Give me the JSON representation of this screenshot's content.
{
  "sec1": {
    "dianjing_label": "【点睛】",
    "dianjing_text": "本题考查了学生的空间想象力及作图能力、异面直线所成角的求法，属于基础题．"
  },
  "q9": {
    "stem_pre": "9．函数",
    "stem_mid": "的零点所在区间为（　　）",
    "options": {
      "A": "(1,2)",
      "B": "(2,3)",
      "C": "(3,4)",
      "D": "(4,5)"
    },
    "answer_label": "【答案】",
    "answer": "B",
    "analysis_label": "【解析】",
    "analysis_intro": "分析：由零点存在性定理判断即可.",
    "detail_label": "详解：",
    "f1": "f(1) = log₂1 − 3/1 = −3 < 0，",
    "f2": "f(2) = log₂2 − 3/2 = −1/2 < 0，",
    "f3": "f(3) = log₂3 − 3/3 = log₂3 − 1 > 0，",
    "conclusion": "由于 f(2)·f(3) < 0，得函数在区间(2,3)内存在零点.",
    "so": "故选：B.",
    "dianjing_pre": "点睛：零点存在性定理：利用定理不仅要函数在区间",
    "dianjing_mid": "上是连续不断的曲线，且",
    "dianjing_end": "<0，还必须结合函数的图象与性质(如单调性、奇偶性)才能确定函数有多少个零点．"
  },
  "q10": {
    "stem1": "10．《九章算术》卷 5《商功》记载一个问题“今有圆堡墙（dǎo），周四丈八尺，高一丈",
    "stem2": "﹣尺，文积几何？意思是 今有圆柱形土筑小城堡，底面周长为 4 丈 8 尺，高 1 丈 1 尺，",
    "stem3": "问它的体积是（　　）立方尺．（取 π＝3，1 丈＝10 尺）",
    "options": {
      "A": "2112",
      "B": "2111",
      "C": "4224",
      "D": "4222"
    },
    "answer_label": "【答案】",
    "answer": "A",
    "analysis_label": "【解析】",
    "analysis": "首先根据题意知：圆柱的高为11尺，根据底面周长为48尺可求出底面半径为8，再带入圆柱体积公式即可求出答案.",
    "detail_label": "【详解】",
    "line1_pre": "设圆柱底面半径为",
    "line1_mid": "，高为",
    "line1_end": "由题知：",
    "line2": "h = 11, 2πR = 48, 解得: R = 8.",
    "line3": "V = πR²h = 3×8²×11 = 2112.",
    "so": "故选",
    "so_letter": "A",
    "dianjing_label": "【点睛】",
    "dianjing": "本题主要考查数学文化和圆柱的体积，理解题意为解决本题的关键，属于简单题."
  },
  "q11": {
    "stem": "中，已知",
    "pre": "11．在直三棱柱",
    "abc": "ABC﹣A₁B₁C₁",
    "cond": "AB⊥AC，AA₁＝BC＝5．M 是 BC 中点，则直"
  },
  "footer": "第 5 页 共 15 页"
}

____________

Task goal: Reproduce all of the records exactly.

Answer to the task:
Give me the JSON representation of this screenshot's content.
{
  "sec1": {
    "dianjing_label": "【点睛】",
    "dianjing_text": "本题考查了学生的空间想象力及作图能力、异面直线所成角的求法，属于基础题．"
  },
  "q9": {
    "stem_pre": "9．函数",
    "stem_mid": "的零点所在区间为（　　）",
    "options": {
      "A": "(1,2)",
      "B": "(2,3)",
      "C": "(3,4)",
      "D": "(4,5)"
    },
    "answer_label": "【答案】",
    "answer": "B",
    "analysis_label": "【解析】",
    "analysis_intro": "分析：由零点存在性定理判断即可.",
    "detail_label": "详解：",
    "f1": "f(1) = log₂1 − 3/1 = −3 < 0，",
    "f2": "f(2) = log₂2 − 3/2 = −1/2 < 0，",
    "f3": "f(3) = log₂3 − 3/3 = log₂3 − 1 > 0，",
    "conclusion": "由于 f(2)·f(3) < 0，得函数在区间(2,3)内存在零点.",
    "so": "故选：B.",
    "dianjing_pre": "点睛：零点存在性定理：利用定理不仅要函数在区间",
    "dianjing_mid": "上是连续不断的曲线，且",
    "dianjing_end": "<0，还必须结合函数的图象与性质(如单调性、奇偶性)才能确定函数有多少个零点．"
  },
  "q10": {
    "stem1": "10．《九章算术》卷 5《商功》记载一个问题“今有圆堡墙（dǎo），周四丈八尺，高一丈",
    "stem2": "﹣尺，文积几何？意思是 今有圆柱形土筑小城堡，底面周长为 4 丈 8 尺，高 1 丈 1 尺，",
    "stem3": "问它的体积是（　　）立方尺．（取 π＝3，1 丈＝10 尺）",
    "options": {
      "A": "2112",
      "B": "2111",
      "C": "4224",
      "D": "4222"
    },
    "answer_label": "【答案】",
    "answer": "A",
    "analysis_label": "【解析】",
    "analysis": "首先根据题意知：圆柱的高为11尺，根据底面周长为48尺可求出底面半径为8，再带入圆柱体积公式即可求出答案.",
    "detail_label": "【详解】",
    "line1_pre": "设圆柱底面半径为",
    "line1_mid": "，高为",
    "line1_end": "由题知：",
    "line2": "h = 11, 2πR = 48, 解得: R = 8.",
    "line3": "V = πR²h = 3×8²×11 = 2112.",
    "so": "故选",
    "so_letter": "A",
    "dianjing_label": "【点睛】",
    "dianjing": "本题主要考查数学文化和圆柱的体积，理解题意为解决本题的关键，属于简单题."
  },
  "q11": {
    "stem": "中，已知",
    "pre": "11．在直三棱柱",
    "abc": "ABC﹣A₁B₁C₁",
    "cond": "AB⊥AC，AA₁＝BC＝5．M 是 BC 中点，则直"
  },
  "footer": "第 5 页 共 15 页"
}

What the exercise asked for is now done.